• Written request:
List all lines of the data that include the string "REGISTRATION".
━━━━━━━━━━
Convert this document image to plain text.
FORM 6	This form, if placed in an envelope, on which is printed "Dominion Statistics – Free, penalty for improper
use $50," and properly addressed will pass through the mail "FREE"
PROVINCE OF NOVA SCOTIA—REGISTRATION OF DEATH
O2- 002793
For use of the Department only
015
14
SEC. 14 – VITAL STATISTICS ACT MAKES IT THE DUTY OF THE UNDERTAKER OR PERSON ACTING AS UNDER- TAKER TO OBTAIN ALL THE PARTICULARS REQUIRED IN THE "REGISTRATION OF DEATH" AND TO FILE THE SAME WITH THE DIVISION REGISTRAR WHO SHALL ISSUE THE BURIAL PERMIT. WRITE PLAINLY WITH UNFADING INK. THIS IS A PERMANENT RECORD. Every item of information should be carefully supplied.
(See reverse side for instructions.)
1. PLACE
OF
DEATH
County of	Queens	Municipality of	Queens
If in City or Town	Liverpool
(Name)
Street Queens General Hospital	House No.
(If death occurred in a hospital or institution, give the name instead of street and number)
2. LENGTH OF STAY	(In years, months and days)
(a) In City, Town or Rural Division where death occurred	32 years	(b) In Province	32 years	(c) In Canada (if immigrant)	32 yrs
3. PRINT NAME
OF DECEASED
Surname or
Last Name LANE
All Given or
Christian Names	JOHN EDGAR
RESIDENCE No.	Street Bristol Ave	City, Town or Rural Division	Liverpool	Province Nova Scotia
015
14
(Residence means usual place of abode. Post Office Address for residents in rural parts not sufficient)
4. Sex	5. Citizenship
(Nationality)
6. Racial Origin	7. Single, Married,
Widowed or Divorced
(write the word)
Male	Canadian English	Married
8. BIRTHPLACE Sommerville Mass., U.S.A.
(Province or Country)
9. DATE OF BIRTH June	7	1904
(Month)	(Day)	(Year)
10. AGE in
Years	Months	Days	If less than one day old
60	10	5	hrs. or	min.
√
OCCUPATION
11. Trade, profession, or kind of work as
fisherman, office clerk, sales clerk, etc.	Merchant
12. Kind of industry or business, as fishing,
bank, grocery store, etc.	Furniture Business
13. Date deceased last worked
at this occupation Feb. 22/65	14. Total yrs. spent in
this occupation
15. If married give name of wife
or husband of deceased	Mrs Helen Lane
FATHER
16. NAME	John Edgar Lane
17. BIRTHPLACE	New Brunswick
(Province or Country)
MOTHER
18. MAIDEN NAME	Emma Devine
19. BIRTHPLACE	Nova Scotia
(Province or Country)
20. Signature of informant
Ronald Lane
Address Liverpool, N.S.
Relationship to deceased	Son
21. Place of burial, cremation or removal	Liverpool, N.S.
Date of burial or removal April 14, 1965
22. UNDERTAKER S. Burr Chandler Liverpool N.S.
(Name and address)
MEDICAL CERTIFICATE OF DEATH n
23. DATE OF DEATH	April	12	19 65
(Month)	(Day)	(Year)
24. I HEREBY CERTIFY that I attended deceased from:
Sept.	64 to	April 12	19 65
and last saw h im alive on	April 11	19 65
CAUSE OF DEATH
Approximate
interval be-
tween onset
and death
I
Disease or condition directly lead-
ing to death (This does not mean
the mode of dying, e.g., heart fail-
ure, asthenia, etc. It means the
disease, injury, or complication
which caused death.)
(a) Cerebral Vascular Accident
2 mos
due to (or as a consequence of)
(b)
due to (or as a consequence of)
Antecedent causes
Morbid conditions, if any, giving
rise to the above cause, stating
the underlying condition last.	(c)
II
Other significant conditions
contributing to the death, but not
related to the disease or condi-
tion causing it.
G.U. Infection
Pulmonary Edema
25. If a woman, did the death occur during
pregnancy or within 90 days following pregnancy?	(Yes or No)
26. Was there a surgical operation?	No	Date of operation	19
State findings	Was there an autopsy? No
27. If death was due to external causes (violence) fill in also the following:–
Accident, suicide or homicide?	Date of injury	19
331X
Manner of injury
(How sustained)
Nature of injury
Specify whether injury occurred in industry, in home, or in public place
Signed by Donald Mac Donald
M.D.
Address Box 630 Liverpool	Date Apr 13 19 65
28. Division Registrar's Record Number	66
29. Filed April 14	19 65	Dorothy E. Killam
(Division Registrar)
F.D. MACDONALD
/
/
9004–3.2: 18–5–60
━━━━━━━━━━
• Written answer:
PROVINCE OF NOVA SCOTIA—REGISTRATION OF DEATH
SEC. 14 – VITAL STATISTICS ACT MAKES IT THE DUTY OF THE UNDERTAKER OR PERSON ACTING AS UNDER- TAKER TO OBTAIN ALL THE PARTICULARS REQUIRED IN THE "REGISTRATION OF DEATH" AND TO FILE THE SAME WITH THE DIVISION REGISTRAR WHO SHALL ISSUE THE BURIAL PERMIT. WRITE PLAINLY WITH UNFADING INK. THIS IS A PERMANENT RECORD. Every item of information should be carefully supplied.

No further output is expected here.